What the task requires: Take the line that contains "Transcribe this image's" as the first line and the last line of the records as the end. Please set down everything in that range exactly.
++++
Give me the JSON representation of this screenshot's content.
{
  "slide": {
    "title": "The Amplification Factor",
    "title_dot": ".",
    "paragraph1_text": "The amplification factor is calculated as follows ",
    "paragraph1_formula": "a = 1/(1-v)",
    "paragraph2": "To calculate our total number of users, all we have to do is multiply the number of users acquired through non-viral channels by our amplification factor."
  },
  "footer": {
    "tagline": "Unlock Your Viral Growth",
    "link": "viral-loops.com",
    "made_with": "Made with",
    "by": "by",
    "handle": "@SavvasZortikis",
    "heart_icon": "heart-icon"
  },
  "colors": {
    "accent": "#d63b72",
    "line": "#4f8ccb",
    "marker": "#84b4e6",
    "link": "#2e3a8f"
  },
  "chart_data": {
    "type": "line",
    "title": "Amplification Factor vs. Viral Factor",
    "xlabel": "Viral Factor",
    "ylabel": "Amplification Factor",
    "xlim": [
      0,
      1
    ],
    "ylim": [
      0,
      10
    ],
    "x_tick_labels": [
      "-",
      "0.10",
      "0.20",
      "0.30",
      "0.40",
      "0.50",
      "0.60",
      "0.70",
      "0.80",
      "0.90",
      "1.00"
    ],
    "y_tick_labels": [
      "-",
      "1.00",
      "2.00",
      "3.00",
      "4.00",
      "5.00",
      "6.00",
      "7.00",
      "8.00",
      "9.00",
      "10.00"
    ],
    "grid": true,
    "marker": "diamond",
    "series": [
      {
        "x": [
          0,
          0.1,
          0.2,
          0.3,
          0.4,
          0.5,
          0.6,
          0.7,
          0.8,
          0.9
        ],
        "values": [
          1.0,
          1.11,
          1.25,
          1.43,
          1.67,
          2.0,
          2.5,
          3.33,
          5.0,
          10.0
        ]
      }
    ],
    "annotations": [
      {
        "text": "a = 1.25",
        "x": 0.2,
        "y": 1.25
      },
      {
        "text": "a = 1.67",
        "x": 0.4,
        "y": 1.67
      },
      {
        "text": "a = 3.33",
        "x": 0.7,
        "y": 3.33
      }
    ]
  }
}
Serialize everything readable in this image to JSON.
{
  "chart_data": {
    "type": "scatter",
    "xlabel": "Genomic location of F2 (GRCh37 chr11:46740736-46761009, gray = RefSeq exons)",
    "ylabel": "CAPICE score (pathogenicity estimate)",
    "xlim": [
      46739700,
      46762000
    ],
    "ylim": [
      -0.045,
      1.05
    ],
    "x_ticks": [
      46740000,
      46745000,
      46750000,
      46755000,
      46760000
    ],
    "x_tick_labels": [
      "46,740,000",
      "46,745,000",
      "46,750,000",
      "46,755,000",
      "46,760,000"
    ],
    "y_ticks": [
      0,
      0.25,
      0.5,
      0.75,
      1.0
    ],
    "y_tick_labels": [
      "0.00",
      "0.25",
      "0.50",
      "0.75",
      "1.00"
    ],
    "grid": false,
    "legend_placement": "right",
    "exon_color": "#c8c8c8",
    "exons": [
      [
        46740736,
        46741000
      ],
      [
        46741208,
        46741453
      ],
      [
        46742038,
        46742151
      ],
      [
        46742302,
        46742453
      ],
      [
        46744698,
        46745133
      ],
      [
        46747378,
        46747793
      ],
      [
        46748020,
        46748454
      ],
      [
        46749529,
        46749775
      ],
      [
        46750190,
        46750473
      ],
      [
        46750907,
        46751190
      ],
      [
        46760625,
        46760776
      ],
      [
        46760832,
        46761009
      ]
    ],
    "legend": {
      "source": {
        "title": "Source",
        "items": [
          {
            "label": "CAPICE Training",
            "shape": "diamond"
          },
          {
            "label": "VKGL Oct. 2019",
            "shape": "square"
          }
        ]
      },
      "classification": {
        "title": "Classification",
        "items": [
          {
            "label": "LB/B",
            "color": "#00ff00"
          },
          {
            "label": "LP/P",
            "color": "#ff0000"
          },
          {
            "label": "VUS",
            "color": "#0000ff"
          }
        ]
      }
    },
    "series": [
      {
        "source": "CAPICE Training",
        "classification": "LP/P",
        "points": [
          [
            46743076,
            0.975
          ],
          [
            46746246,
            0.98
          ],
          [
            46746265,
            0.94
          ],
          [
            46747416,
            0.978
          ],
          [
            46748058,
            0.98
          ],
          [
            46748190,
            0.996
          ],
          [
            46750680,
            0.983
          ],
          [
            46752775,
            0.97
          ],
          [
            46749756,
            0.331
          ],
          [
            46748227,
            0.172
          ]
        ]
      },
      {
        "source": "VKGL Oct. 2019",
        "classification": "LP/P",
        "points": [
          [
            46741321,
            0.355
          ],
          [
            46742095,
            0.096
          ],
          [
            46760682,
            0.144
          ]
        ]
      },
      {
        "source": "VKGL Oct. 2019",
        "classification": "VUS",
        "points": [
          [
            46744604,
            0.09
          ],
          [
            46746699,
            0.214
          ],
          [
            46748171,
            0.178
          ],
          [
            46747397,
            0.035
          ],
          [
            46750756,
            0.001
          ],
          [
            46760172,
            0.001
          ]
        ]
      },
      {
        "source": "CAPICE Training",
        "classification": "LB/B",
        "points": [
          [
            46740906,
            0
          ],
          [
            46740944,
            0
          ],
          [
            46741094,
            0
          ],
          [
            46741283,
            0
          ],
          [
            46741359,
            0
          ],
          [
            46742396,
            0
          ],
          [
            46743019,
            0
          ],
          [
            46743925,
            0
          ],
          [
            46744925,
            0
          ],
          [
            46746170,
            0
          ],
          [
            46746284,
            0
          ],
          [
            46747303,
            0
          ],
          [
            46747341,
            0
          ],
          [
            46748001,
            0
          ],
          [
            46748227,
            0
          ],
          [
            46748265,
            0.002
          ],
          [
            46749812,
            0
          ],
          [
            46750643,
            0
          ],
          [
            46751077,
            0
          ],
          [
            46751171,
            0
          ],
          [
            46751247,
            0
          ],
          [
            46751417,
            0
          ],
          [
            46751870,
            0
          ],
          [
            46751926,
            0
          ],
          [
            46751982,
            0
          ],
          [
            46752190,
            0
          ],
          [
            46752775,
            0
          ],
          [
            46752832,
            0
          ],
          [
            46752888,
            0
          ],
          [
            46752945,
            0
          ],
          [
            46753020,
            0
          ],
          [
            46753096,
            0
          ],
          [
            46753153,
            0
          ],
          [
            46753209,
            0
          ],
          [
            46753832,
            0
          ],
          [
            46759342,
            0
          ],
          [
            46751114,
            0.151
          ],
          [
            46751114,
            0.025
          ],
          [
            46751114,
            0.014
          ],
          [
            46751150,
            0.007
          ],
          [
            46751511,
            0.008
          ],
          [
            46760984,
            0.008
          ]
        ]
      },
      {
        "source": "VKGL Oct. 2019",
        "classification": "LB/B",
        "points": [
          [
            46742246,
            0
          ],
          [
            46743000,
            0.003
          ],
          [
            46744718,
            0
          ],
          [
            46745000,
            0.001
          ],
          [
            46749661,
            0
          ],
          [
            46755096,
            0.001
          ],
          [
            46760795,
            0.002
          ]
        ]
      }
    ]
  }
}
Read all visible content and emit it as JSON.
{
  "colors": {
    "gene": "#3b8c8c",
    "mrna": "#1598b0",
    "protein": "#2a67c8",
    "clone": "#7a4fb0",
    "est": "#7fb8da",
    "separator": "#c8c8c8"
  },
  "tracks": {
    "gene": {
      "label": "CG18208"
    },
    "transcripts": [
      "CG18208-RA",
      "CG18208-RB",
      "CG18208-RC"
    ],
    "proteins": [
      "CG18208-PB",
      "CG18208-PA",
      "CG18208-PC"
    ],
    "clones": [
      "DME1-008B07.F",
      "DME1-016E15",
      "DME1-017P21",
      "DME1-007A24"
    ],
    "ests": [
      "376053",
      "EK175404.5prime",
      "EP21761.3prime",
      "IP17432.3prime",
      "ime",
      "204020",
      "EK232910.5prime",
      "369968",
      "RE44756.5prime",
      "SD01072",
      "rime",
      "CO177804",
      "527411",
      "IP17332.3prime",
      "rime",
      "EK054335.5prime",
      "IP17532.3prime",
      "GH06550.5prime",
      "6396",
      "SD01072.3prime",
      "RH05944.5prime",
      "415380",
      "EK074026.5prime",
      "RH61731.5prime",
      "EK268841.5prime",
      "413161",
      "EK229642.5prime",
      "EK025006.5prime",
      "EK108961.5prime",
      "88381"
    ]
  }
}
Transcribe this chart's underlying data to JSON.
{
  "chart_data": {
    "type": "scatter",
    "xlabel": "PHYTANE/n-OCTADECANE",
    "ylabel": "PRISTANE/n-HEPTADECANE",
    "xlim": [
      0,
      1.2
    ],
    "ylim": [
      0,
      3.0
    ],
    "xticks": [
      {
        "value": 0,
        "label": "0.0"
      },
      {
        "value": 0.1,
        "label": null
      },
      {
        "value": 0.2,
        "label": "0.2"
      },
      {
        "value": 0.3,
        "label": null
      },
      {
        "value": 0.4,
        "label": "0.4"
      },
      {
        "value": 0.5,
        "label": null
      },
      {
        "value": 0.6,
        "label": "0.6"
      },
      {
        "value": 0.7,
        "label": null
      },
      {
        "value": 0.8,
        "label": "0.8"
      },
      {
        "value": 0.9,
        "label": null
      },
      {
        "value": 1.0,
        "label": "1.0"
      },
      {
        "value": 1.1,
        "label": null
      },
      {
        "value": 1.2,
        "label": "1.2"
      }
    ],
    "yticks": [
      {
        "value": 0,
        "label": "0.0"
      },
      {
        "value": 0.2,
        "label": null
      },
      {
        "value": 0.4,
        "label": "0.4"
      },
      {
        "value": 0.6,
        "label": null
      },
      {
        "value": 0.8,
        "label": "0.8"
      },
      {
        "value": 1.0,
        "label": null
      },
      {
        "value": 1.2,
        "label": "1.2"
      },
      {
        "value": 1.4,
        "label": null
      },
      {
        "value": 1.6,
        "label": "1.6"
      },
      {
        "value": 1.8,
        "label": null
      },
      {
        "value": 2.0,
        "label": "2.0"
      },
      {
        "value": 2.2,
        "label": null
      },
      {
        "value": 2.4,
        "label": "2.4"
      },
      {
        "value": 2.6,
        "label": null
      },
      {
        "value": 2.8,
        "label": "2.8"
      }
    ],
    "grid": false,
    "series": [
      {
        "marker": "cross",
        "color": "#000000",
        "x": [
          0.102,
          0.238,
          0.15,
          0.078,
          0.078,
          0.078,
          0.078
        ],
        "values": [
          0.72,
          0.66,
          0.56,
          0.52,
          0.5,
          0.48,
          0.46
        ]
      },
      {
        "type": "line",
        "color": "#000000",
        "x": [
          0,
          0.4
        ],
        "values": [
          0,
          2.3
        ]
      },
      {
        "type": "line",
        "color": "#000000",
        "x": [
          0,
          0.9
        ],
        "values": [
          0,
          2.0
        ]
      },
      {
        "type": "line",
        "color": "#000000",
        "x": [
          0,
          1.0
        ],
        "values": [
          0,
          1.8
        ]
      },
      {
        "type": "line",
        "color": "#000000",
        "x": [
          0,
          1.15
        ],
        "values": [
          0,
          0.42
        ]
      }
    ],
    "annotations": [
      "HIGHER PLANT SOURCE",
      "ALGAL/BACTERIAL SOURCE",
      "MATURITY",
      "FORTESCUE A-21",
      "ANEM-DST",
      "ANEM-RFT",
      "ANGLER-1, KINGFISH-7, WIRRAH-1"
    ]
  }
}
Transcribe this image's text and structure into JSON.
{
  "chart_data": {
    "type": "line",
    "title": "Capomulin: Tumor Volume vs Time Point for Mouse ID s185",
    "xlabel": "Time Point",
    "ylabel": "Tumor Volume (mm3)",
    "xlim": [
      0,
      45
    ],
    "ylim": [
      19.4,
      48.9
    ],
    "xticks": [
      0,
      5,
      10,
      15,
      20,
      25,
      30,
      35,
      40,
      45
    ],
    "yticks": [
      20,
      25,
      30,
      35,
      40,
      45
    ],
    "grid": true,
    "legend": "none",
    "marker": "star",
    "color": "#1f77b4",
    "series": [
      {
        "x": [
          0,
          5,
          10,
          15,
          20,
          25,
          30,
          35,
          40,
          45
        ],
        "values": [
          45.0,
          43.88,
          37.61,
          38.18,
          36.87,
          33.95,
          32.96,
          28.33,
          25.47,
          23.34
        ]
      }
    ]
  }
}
++++
Response area:
Transcribe this image's text and structure into JSON.
{
  "chart_data": {
    "type": "line",
    "title": "Capomulin: Tumor Volume vs Time Point for Mouse ID s185",
    "xlabel": "Time Point",
    "ylabel": "Tumor Volume (mm3)",
    "xlim": [
      0,
      45
    ],
    "ylim": [
      19.4,
      48.9
    ],
    "xticks": [
      0,
      5,
      10,
      15,
      20,
      25,
      30,
      35,
      40,
      45
    ],
    "yticks": [
      20,
      25,
      30,
      35,
      40,
      45
    ],
    "grid": true,
    "legend": "none",
    "marker": "star",
    "color": "#1f77b4",
    "series": [
      {
        "x": [
          0,
          5,
          10,
          15,
          20,
          25,
          30,
          35,
          40,
          45
        ],
        "values": [
          45.0,
          43.88,
          37.61,
          38.18,
          36.87,
          33.95,
          32.96,
          28.33,
          25.47,
          23.34
        ]
      }
    ]
  }
}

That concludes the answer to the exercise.